**Set problem**
Copy out all of the material exactly.
____ The input
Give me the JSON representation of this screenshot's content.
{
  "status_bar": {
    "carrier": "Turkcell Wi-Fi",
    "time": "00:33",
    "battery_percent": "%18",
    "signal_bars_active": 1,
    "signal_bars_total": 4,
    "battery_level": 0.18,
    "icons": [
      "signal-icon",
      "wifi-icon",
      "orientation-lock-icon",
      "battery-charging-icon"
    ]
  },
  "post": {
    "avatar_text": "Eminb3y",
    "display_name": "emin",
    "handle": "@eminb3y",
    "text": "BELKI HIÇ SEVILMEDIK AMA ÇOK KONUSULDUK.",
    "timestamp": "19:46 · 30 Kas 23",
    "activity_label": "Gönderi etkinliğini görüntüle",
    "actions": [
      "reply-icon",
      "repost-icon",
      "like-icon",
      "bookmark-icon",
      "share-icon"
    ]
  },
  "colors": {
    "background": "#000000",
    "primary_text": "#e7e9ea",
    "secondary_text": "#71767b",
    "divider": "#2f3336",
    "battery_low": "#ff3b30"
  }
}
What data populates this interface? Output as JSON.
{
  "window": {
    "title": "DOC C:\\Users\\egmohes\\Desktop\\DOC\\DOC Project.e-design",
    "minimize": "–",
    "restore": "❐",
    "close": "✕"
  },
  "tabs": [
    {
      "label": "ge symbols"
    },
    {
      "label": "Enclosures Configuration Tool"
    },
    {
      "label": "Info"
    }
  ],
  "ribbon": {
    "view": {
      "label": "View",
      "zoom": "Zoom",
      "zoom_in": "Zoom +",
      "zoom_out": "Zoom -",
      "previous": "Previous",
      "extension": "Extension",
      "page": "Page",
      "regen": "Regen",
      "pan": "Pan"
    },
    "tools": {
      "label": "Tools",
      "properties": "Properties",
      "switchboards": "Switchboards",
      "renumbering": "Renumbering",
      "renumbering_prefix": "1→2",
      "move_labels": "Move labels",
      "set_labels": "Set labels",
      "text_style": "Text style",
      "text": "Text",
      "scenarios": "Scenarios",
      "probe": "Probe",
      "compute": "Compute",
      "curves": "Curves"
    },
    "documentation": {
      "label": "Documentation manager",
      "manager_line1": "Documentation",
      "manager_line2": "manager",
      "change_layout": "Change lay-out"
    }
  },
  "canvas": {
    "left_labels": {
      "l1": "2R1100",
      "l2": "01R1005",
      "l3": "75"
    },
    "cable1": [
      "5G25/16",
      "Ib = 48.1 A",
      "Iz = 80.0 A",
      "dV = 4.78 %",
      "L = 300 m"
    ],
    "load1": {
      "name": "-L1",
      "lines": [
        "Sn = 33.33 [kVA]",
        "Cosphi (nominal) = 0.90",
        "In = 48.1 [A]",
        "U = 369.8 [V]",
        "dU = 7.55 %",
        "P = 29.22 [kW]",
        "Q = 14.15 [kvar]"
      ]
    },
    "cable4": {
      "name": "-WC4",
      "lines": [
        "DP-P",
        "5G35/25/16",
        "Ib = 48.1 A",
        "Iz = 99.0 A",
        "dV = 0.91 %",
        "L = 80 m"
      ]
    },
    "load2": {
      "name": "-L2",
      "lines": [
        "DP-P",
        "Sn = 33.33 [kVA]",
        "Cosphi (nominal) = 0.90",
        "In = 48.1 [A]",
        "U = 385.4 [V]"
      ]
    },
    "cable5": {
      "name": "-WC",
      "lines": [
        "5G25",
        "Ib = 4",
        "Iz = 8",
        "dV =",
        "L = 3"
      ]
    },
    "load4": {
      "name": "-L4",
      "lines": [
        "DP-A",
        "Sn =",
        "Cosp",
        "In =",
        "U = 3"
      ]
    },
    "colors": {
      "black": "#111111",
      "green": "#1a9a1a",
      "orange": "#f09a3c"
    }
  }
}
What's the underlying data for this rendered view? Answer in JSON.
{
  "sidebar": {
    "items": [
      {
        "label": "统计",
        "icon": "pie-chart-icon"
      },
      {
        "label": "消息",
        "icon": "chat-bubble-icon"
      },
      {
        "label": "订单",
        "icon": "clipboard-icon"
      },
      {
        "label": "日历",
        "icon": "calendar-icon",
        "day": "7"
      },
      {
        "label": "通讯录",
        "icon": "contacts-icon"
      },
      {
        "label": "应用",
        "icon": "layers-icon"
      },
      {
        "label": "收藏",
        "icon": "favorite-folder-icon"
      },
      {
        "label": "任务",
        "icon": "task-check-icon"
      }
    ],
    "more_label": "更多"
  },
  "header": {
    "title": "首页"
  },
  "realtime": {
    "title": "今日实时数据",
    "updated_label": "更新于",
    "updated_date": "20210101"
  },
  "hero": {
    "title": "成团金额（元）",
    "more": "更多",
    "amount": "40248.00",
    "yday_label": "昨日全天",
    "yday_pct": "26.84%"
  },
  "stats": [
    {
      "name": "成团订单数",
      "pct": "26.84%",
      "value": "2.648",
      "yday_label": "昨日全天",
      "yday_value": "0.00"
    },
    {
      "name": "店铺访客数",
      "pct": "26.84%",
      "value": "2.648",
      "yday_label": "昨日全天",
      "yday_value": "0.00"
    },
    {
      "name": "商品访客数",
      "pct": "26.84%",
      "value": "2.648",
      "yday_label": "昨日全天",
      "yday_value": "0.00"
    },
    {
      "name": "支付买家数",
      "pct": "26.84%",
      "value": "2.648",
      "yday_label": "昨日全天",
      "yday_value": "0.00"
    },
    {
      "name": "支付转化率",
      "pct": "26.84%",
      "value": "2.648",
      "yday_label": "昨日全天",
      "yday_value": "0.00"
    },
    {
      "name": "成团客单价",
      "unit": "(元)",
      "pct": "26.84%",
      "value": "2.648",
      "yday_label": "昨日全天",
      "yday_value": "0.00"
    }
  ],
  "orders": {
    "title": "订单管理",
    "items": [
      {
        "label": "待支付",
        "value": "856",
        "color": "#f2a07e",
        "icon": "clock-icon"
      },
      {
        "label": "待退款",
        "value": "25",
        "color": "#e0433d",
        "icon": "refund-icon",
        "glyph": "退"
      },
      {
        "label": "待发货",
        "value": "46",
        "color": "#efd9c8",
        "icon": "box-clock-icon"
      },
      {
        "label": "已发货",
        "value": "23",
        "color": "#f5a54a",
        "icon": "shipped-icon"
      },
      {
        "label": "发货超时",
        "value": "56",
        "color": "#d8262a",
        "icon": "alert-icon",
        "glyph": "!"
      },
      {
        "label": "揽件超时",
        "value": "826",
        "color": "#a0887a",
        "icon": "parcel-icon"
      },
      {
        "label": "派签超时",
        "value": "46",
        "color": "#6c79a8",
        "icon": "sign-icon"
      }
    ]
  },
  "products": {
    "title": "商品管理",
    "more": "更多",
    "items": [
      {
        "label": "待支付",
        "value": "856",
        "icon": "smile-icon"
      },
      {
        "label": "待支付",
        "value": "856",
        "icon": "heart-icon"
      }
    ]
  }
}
________
**Response to this exercise**
Give me the JSON representation of this screenshot's content.
{
  "status_bar": {
    "carrier": "Turkcell Wi-Fi",
    "time": "00:33",
    "battery_percent": "%18",
    "signal_bars_active": 1,
    "signal_bars_total": 4,
    "battery_level": 0.18,
    "icons": [
      "signal-icon",
      "wifi-icon",
      "orientation-lock-icon",
      "battery-charging-icon"
    ]
  },
  "post": {
    "avatar_text": "Eminb3y",
    "display_name": "emin",
    "handle": "@eminb3y",
    "text": "BELKI HIÇ SEVILMEDIK AMA ÇOK KONUSULDUK.",
    "timestamp": "19:46 · 30 Kas 23",
    "activity_label": "Gönderi etkinliğini görüntüle",
    "actions": [
      "reply-icon",
      "repost-icon",
      "like-icon",
      "bookmark-icon",
      "share-icon"
    ]
  },
  "colors": {
    "background": "#000000",
    "primary_text": "#e7e9ea",
    "secondary_text": "#71767b",
    "divider": "#2f3336",
    "battery_low": "#ff3b30"
  }
}
What data populates this interface? Output as JSON.
{
  "window": {
    "title": "DOC C:\\Users\\egmohes\\Desktop\\DOC\\DOC Project.e-design",
    "minimize": "–",
    "restore": "❐",
    "close": "✕"
  },
  "tabs": [
    {
      "label": "ge symbols"
    },
    {
      "label": "Enclosures Configuration Tool"
    },
    {
      "label": "Info"
    }
  ],
  "ribbon": {
    "view": {
      "label": "View",
      "zoom": "Zoom",
      "zoom_in": "Zoom +",
      "zoom_out": "Zoom -",
      "previous": "Previous",
      "extension": "Extension",
      "page": "Page",
      "regen": "Regen",
      "pan": "Pan"
    },
    "tools": {
      "label": "Tools",
      "properties": "Properties",
      "switchboards": "Switchboards",
      "renumbering": "Renumbering",
      "renumbering_prefix": "1→2",
      "move_labels": "Move labels",
      "set_labels": "Set labels",
      "text_style": "Text style",
      "text": "Text",
      "scenarios": "Scenarios",
      "probe": "Probe",
      "compute": "Compute",
      "curves": "Curves"
    },
    "documentation": {
      "label": "Documentation manager",
      "manager_line1": "Documentation",
      "manager_line2": "manager",
      "change_layout": "Change lay-out"
    }
  },
  "canvas": {
    "left_labels": {
      "l1": "2R1100",
      "l2": "01R1005",
      "l3": "75"
    },
    "cable1": [
      "5G25/16",
      "Ib = 48.1 A",
      "Iz = 80.0 A",
      "dV = 4.78 %",
      "L = 300 m"
    ],
    "load1": {
      "name": "-L1",
      "lines": [
        "Sn = 33.33 [kVA]",
        "Cosphi (nominal) = 0.90",
        "In = 48.1 [A]",
        "U = 369.8 [V]",
        "dU = 7.55 %",
        "P = 29.22 [kW]",
        "Q = 14.15 [kvar]"
      ]
    },
    "cable4": {
      "name": "-WC4",
      "lines": [
        "DP-P",
        "5G35/25/16",
        "Ib = 48.1 A",
        "Iz = 99.0 A",
        "dV = 0.91 %",
        "L = 80 m"
      ]
    },
    "load2": {
      "name": "-L2",
      "lines": [
        "DP-P",
        "Sn = 33.33 [kVA]",
        "Cosphi (nominal) = 0.90",
        "In = 48.1 [A]",
        "U = 385.4 [V]"
      ]
    },
    "cable5": {
      "name": "-WC",
      "lines": [
        "5G25",
        "Ib = 4",
        "Iz = 8",
        "dV =",
        "L = 3"
      ]
    },
    "load4": {
      "name": "-L4",
      "lines": [
        "DP-A",
        "Sn =",
        "Cosp",
        "In =",
        "U = 3"
      ]
    },
    "colors": {
      "black": "#111111",
      "green": "#1a9a1a",
      "orange": "#f09a3c"
    }
  }
}
What's the underlying data for this rendered view? Answer in JSON.
{
  "sidebar": {
    "items": [
      {
        "label": "统计",
        "icon": "pie-chart-icon"
      },
      {
        "label": "消息",
        "icon": "chat-bubble-icon"
      },
      {
        "label": "订单",
        "icon": "clipboard-icon"
      },
      {
        "label": "日历",
        "icon": "calendar-icon",
        "day": "7"
      },
      {
        "label": "通讯录",
        "icon": "contacts-icon"
      },
      {
        "label": "应用",
        "icon": "layers-icon"
      },
      {
        "label": "收藏",
        "icon": "favorite-folder-icon"
      },
      {
        "label": "任务",
        "icon": "task-check-icon"
      }
    ],
    "more_label": "更多"
  },
  "header": {
    "title": "首页"
  },
  "realtime": {
    "title": "今日实时数据",
    "updated_label": "更新于",
    "updated_date": "20210101"
  },
  "hero": {
    "title": "成团金额（元）",
    "more": "更多",
    "amount": "40248.00",
    "yday_label": "昨日全天",
    "yday_pct": "26.84%"
  },
  "stats": [
    {
      "name": "成团订单数",
      "pct": "26.84%",
      "value": "2.648",
      "yday_label": "昨日全天",
      "yday_value": "0.00"
    },
    {
      "name": "店铺访客数",
      "pct": "26.84%",
      "value": "2.648",
      "yday_label": "昨日全天",
      "yday_value": "0.00"
    },
    {
      "name": "商品访客数",
      "pct": "26.84%",
      "value": "2.648",
      "yday_label": "昨日全天",
      "yday_value": "0.00"
    },
    {
      "name": "支付买家数",
      "pct": "26.84%",
      "value": "2.648",
      "yday_label": "昨日全天",
      "yday_value": "0.00"
    },
    {
      "name": "支付转化率",
      "pct": "26.84%",
      "value": "2.648",
      "yday_label": "昨日全天",
      "yday_value": "0.00"
    },
    {
      "name": "成团客单价",
      "unit": "(元)",
      "pct": "26.84%",
      "value": "2.648",
      "yday_label": "昨日全天",
      "yday_value": "0.00"
    }
  ],
  "orders": {
    "title": "订单管理",
    "items": [
      {
        "label": "待支付",
        "value": "856",
        "color": "#f2a07e",
        "icon": "clock-icon"
      },
      {
        "label": "待退款",
        "value": "25",
        "color": "#e0433d",
        "icon": "refund-icon",
        "glyph": "退"
      },
      {
        "label": "待发货",
        "value": "46",
        "color": "#efd9c8",
        "icon": "box-clock-icon"
      },
      {
        "label": "已发货",
        "value": "23",
        "color": "#f5a54a",
        "icon": "shipped-icon"
      },
      {
        "label": "发货超时",
        "value": "56",
        "color": "#d8262a",
        "icon": "alert-icon",
        "glyph": "!"
      },
      {
        "label": "揽件超时",
        "value": "826",
        "color": "#a0887a",
        "icon": "parcel-icon"
      },
      {
        "label": "派签超时",
        "value": "46",
        "color": "#6c79a8",
        "icon": "sign-icon"
      }
    ]
  },
  "products": {
    "title": "商品管理",
    "more": "更多",
    "items": [
      {
        "label": "待支付",
        "value": "856",
        "icon": "smile-icon"
      },
      {
        "label": "待支付",
        "value": "856",
        "icon": "heart-icon"
      }
    ]
  }
}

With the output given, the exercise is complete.